◆ EXERCISE REQUIREMENTS: Your task is to repeat all of the material exactly.

◆ SUPPLIED MATERIAL:
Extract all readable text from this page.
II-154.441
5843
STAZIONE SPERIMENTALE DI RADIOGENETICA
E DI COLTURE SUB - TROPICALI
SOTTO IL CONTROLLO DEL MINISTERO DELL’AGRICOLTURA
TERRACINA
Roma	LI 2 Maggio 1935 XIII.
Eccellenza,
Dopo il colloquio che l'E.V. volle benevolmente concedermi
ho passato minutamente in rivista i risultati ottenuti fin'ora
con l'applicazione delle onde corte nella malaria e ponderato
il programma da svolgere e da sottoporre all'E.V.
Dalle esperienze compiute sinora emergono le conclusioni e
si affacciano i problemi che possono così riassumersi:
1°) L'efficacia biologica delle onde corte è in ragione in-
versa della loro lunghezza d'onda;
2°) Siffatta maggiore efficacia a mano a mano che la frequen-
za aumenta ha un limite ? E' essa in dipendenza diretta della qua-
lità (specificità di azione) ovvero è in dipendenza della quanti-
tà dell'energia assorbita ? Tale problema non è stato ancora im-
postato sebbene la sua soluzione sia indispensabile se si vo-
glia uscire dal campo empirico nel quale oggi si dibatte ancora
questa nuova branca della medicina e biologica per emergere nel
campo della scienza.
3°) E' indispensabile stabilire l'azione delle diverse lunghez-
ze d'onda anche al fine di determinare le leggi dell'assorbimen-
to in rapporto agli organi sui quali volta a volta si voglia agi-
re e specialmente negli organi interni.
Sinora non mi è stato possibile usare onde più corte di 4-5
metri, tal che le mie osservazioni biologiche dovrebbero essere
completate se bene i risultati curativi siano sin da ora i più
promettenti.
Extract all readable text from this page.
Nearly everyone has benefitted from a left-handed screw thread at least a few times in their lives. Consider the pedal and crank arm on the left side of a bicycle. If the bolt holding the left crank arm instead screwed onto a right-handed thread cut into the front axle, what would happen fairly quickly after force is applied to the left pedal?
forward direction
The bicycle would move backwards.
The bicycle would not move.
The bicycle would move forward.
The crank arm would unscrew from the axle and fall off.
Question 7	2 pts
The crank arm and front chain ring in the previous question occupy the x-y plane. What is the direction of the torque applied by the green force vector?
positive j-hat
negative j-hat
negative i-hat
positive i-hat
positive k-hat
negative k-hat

◆ SOLUTION FOR THIS EXERCISE:
Extract all readable text from this page.
II-154.441
5843
STAZIONE SPERIMENTALE DI RADIOGENETICA
E DI COLTURE SUB - TROPICALI
SOTTO IL CONTROLLO DEL MINISTERO DELL’AGRICOLTURA
TERRACINA
Roma	LI 2 Maggio 1935 XIII.
Eccellenza,
Dopo il colloquio che l'E.V. volle benevolmente concedermi
ho passato minutamente in rivista i risultati ottenuti fin'ora
con l'applicazione delle onde corte nella malaria e ponderato
il programma da svolgere e da sottoporre all'E.V.
Dalle esperienze compiute sinora emergono le conclusioni e
si affacciano i problemi che possono così riassumersi:
1°) L'efficacia biologica delle onde corte è in ragione in-
versa della loro lunghezza d'onda;
2°) Siffatta maggiore efficacia a mano a mano che la frequen-
za aumenta ha un limite ? E' essa in dipendenza diretta della qua-
lità (specificità di azione) ovvero è in dipendenza della quanti-
tà dell'energia assorbita ? Tale problema non è stato ancora im-
postato sebbene la sua soluzione sia indispensabile se si vo-
glia uscire dal campo empirico nel quale oggi si dibatte ancora
questa nuova branca della medicina e biologica per emergere nel
campo della scienza.
3°) E' indispensabile stabilire l'azione delle diverse lunghez-
ze d'onda anche al fine di determinare le leggi dell'assorbimen-
to in rapporto agli organi sui quali volta a volta si voglia agi-
re e specialmente negli organi interni.
Sinora non mi è stato possibile usare onde più corte di 4-5
metri, tal che le mie osservazioni biologiche dovrebbero essere
completate se bene i risultati curativi siano sin da ora i più
promettenti.
Extract all readable text from this page.
Nearly everyone has benefitted from a left-handed screw thread at least a few times in their lives. Consider the pedal and crank arm on the left side of a bicycle. If the bolt holding the left crank arm instead screwed onto a right-handed thread cut into the front axle, what would happen fairly quickly after force is applied to the left pedal?
forward direction
The bicycle would move backwards.
The bicycle would not move.
The bicycle would move forward.
The crank arm would unscrew from the axle and fall off.
Question 7	2 pts
The crank arm and front chain ring in the previous question occupy the x-y plane. What is the direction of the torque applied by the green force vector?
positive j-hat
negative j-hat
negative i-hat
positive i-hat
positive k-hat
negative k-hat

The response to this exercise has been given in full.